— start of PROVIDED MATERIAL —
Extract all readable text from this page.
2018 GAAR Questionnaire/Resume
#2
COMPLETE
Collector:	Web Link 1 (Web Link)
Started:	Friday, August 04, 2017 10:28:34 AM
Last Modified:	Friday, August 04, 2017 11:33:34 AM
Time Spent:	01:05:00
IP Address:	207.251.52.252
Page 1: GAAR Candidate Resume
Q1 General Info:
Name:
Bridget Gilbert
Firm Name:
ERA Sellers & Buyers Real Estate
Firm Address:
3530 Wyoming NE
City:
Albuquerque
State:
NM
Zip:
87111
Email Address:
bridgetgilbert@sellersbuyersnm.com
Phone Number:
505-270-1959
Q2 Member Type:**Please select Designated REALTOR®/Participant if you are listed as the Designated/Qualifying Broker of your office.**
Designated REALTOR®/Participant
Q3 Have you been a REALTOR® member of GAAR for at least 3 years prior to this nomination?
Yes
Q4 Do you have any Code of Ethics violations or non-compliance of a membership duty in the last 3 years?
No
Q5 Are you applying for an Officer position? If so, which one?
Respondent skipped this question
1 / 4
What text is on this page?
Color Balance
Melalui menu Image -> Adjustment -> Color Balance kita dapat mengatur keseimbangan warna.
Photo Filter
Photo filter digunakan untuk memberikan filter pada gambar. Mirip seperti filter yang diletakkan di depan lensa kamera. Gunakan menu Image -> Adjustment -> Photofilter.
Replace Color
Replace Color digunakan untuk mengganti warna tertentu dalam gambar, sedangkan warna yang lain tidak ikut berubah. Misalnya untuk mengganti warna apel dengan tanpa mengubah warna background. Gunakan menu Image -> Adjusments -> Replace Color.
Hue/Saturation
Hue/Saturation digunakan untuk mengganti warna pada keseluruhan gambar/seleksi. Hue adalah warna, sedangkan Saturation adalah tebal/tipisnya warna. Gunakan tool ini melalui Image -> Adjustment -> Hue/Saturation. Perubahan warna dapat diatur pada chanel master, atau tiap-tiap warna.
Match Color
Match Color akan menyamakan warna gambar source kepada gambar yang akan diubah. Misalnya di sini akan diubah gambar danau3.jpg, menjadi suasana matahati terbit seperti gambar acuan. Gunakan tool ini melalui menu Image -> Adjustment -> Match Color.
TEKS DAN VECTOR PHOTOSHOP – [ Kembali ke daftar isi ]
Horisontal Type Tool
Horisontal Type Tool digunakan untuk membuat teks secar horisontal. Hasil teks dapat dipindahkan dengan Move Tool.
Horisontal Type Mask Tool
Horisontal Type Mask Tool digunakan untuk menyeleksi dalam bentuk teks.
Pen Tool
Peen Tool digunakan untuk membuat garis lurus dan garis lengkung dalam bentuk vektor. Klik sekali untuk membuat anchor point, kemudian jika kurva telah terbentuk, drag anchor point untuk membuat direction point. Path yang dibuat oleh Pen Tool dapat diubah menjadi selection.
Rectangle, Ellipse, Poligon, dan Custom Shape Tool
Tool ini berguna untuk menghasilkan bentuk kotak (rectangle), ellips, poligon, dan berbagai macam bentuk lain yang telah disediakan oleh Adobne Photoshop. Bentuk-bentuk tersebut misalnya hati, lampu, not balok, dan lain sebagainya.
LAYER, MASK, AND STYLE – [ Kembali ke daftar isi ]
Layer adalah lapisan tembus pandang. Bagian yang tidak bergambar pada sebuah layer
— end of PROVIDED MATERIAL —
_OBJECTIVE_:
Output every record above exactly as it appears.

_EXERCISE RESPONSE_:
Extract all readable text from this page.
2018 GAAR Questionnaire/Resume
#2
COMPLETE
Collector:	Web Link 1 (Web Link)
Started:	Friday, August 04, 2017 10:28:34 AM
Last Modified:	Friday, August 04, 2017 11:33:34 AM
Time Spent:	01:05:00
IP Address:	207.251.52.252
Page 1: GAAR Candidate Resume
Q1 General Info:
Name:
Bridget Gilbert
Firm Name:
ERA Sellers & Buyers Real Estate
Firm Address:
3530 Wyoming NE
City:
Albuquerque
State:
NM
Zip:
87111
Email Address:
bridgetgilbert@sellersbuyersnm.com
Phone Number:
505-270-1959
Q2 Member Type:**Please select Designated REALTOR®/Participant if you are listed as the Designated/Qualifying Broker of your office.**
Designated REALTOR®/Participant
Q3 Have you been a REALTOR® member of GAAR for at least 3 years prior to this nomination?
Yes
Q4 Do you have any Code of Ethics violations or non-compliance of a membership duty in the last 3 years?
No
Q5 Are you applying for an Officer position? If so, which one?
Respondent skipped this question
1 / 4
What text is on this page?
Color Balance
Melalui menu Image -> Adjustment -> Color Balance kita dapat mengatur keseimbangan warna.
Photo Filter
Photo filter digunakan untuk memberikan filter pada gambar. Mirip seperti filter yang diletakkan di depan lensa kamera. Gunakan menu Image -> Adjustment -> Photofilter.
Replace Color
Replace Color digunakan untuk mengganti warna tertentu dalam gambar, sedangkan warna yang lain tidak ikut berubah. Misalnya untuk mengganti warna apel dengan tanpa mengubah warna background. Gunakan menu Image -> Adjusments -> Replace Color.
Hue/Saturation
Hue/Saturation digunakan untuk mengganti warna pada keseluruhan gambar/seleksi. Hue adalah warna, sedangkan Saturation adalah tebal/tipisnya warna. Gunakan tool ini melalui Image -> Adjustment -> Hue/Saturation. Perubahan warna dapat diatur pada chanel master, atau tiap-tiap warna.
Match Color
Match Color akan menyamakan warna gambar source kepada gambar yang akan diubah. Misalnya di sini akan diubah gambar danau3.jpg, menjadi suasana matahati terbit seperti gambar acuan. Gunakan tool ini melalui menu Image -> Adjustment -> Match Color.
TEKS DAN VECTOR PHOTOSHOP – [ Kembali ke daftar isi ]
Horisontal Type Tool
Horisontal Type Tool digunakan untuk membuat teks secar horisontal. Hasil teks dapat dipindahkan dengan Move Tool.
Horisontal Type Mask Tool
Horisontal Type Mask Tool digunakan untuk menyeleksi dalam bentuk teks.
Pen Tool
Peen Tool digunakan untuk membuat garis lurus dan garis lengkung dalam bentuk vektor. Klik sekali untuk membuat anchor point, kemudian jika kurva telah terbentuk, drag anchor point untuk membuat direction point. Path yang dibuat oleh Pen Tool dapat diubah menjadi selection.
Rectangle, Ellipse, Poligon, dan Custom Shape Tool
Tool ini berguna untuk menghasilkan bentuk kotak (rectangle), ellips, poligon, dan berbagai macam bentuk lain yang telah disediakan oleh Adobne Photoshop. Bentuk-bentuk tersebut misalnya hati, lampu, not balok, dan lain sebagainya.
LAYER, MASK, AND STYLE – [ Kembali ke daftar isi ]
Layer adalah lapisan tembus pandang. Bagian yang tidak bergambar pada sebuah layer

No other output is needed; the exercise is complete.